What this task involves:
In the text on mutants and gene expression, what is the technique that uses an electric field to open pores in a bacterium's cell membrane so foreign DNA can enter?

Excerpted text:
·····

Even though at some level, we’ve been making mutants for hundreds, even thousands of years through selective breeding and agriculture, these aren’t the kind of mutants we think of. We usually expect something bizarre and alarming that happens almost immediately. Like the Incredible Hulk turning green, or turtles becoming sentient, bipedal, and proficient in martial arts. We get a little closer to that sort of thing with environment sensitive genes.
Biologists usually first learn about these genes in bacteria, with the lac-operon system. The lac-operon system is an arrangement of proteins and DNA that essentially lets bacteria adapt to their environment. Bacteria like to eat sugar, and they survive the best on glucose, the simplest of the sugars. If glucose isn’t available, they can eat other sugars, like galactose or lactose, but that requires more machinery and the bacteria don’t want to rev up those machines until they know they have to. How the lac-operon transcription system works involves the use of two proteins, one that blocks the expression of the lactose-eating gene lac-x and one that amps up the expression. When lactose is present, the blocker protein can’t work, and the amp-up protein only binds if there isn’t any glucose. So with this system, a bacterium can shift to eating different sugars like a car shift gears. This is something of a simplification of the process, but the upshot is that while the bacterium’s DNA remains the same, it’s expression is altered significantly by the environment.
Similar situations occur in more complex animals. Researchers often make use of temperature sensitive genes in fruitflies to create flies that are genetically identical to a control group, but have a protein that works differently due to being exposed to higher temperatures while forming inside the egg. In nature, this happens with many cold blooded animals whose sex is determined by the temperature where their eggs are kept.
These environmental affects control the expression of genes, and not necessarily the genes themselves, still, this isn’t as trivial as it may seem. The well-known statistic that our genes are 96% similar to chimpanzees’ is only true when we don’t count the so-called junk DNA that doesn’t seem to directly code for anything. But while this DNA doesn’t seem to make anything, recent evidence has shown that it may have an effect on how things are made or when they’re made. In other words the obvious difference between us and other animals may have more to do with how our genes are expressed rather than what genes we have in the first place.
”]Scientists can also insert known genes into the genomes of animals to create transgenic creatures. For example the gene that produces the fluorescent protein GFP in jelly fish can be inserted into the DNA of bacteria using electroporation, a technique where a electric field is used to create pores in the cell membrane of bacteria, which allows foreign DNA to enter. This can also be done through abruptly increasing the temperature, which forces the bacteria to open pores in their membranes to adapt to the situation.
Bacteria will incorporate DNA into their genome, and as long as the new DNA doesn’t interfere with their ability to survive and reproduce, the bacteria will quickly grow in number, providing a way of naturally increasing the amount of foreign DNA available. Scientists can then use enzymes to cut out the gene that they want from the bacteria and insert it into the genome of a more complicated organism through several methods
Lab workers can insert DNA directly into the nucleus of a stem cell, for example, or simply allow the cell to take in the DNA on its own. Alternatively, scientist might use a virus that has had all its DNA replaced with the foreign DNA so that it can be injected into the cell without direct human supervision.
One of the most dramatic examples of transgenic research involves the use of a protein called channel rhodopsin. This protein is related to the protein that detects light in the cells of our eyes. When the gene that produces the protein is introduced into the neurons of a mouse, and a light of a certain color is show on the neuron through LEDs or fiberoptic cable implanted in the mouse’s skull, it can cause the neurons to fire, directly affecting the behavior of the mouse. Not only that, but the channel rhodopsin can be altered to respond differently to different types of light so that blue light might cause a neuron to fire, while orange light might cause it to stop firing. This system has opened up an entirely new field of biology called optogenetics and researchers are currently finding ways to use the techniques to help sufferers of all sorts of brain diseases from Parkinson’s to Alzheimer’s.
So real mutants might not fly or shoot laser beams out of their eyes, but in many ways they’re even cooler than that.

·····

Dataset records:
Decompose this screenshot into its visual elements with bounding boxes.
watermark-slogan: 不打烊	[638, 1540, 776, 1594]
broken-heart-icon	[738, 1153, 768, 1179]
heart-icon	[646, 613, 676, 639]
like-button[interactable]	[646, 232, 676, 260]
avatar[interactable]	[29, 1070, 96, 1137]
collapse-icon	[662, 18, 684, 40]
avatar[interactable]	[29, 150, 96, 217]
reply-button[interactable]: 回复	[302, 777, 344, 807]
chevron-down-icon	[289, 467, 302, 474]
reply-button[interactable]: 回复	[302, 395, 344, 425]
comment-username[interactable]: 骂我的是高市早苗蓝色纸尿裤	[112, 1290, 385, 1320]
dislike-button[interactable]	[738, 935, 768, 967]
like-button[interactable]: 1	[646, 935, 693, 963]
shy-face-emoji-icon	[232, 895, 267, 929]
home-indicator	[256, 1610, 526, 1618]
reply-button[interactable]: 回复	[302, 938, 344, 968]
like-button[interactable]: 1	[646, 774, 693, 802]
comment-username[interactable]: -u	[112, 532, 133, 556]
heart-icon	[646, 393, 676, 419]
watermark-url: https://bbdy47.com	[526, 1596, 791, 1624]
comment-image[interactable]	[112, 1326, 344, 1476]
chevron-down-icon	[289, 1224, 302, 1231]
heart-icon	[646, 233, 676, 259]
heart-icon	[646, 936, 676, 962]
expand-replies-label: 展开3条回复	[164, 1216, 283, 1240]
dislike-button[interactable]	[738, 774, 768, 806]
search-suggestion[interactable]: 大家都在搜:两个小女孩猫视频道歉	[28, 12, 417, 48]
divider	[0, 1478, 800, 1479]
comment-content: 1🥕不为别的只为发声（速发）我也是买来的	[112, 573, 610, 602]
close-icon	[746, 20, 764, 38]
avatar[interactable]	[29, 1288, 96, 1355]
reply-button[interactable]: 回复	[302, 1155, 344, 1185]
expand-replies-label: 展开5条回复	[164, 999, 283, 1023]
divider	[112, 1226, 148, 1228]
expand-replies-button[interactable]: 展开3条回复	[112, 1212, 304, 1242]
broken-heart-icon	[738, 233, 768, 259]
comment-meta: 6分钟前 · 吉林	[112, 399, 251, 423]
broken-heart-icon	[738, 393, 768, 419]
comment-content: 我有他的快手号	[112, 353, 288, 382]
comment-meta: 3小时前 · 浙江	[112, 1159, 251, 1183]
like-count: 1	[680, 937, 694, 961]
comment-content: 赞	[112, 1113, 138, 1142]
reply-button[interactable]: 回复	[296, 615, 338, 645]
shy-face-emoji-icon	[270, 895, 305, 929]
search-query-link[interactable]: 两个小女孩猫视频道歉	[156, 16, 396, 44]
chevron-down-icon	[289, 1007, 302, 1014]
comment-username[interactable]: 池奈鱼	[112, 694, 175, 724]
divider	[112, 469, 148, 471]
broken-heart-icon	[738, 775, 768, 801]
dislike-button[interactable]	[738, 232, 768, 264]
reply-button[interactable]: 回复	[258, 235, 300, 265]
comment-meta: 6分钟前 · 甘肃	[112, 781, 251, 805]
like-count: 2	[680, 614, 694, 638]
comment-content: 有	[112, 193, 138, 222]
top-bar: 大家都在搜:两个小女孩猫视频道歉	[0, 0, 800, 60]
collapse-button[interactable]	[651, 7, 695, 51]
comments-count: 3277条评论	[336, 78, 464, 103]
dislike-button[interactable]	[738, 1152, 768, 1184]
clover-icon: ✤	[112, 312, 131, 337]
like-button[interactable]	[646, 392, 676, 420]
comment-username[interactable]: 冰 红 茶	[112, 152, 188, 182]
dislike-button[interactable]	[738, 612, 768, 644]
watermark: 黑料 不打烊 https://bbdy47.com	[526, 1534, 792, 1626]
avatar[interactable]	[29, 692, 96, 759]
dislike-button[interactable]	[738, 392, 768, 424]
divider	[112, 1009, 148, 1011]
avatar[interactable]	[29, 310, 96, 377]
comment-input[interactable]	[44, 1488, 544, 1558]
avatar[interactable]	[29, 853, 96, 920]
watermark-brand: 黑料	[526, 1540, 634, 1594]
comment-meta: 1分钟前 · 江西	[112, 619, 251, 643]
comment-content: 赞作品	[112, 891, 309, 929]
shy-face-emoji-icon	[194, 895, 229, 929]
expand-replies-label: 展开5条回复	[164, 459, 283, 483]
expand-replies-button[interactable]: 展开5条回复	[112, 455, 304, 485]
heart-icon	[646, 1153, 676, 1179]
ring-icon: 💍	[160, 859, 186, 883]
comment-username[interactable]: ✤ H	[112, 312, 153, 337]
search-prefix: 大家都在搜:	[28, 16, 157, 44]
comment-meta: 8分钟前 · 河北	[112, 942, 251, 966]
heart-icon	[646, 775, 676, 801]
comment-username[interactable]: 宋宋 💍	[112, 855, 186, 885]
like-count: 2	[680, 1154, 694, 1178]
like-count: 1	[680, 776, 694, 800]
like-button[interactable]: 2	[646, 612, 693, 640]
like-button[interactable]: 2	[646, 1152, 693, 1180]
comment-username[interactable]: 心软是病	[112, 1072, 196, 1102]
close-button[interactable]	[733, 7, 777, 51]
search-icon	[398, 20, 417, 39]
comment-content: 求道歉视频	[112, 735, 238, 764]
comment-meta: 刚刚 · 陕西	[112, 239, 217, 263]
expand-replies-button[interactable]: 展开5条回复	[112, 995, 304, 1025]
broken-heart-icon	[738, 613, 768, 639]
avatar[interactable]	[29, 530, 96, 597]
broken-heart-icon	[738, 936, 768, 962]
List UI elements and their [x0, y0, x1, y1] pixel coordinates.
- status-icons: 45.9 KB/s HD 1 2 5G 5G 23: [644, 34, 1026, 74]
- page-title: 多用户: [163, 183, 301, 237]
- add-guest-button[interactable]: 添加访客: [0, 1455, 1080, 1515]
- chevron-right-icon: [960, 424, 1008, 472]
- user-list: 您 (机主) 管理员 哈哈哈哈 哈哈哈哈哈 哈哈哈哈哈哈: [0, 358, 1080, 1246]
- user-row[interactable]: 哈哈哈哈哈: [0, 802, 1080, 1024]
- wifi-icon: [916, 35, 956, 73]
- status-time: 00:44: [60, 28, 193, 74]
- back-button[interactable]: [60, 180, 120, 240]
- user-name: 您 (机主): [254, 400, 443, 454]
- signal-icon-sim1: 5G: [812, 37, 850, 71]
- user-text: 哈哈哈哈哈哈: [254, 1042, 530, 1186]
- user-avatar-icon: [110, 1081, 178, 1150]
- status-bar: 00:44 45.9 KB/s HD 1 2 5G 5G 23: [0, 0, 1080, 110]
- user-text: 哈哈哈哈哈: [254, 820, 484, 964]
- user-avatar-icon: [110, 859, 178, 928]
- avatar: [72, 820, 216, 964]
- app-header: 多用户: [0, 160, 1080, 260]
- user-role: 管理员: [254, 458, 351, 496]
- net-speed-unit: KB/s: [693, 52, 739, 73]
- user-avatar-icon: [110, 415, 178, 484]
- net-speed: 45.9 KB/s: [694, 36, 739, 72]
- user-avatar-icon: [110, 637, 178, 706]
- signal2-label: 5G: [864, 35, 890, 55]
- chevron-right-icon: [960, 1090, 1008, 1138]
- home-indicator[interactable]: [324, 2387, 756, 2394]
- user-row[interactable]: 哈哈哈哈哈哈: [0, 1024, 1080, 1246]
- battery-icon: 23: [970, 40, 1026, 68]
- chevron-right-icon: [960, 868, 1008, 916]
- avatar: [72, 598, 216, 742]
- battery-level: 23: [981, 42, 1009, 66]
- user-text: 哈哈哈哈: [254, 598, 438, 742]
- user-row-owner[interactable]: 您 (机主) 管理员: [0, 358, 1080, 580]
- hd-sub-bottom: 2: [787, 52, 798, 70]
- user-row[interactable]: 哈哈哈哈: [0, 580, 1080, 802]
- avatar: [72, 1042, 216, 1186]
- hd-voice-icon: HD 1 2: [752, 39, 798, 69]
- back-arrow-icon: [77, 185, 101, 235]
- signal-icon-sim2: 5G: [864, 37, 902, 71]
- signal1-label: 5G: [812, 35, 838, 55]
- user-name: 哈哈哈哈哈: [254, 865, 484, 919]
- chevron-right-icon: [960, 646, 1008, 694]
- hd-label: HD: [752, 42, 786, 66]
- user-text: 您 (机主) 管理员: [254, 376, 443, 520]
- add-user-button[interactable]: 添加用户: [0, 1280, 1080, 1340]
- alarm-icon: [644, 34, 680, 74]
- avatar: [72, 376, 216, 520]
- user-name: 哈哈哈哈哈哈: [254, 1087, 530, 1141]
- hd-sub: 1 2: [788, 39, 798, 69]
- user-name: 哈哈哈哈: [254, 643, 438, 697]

·····

Solved exercise:
Electroporation.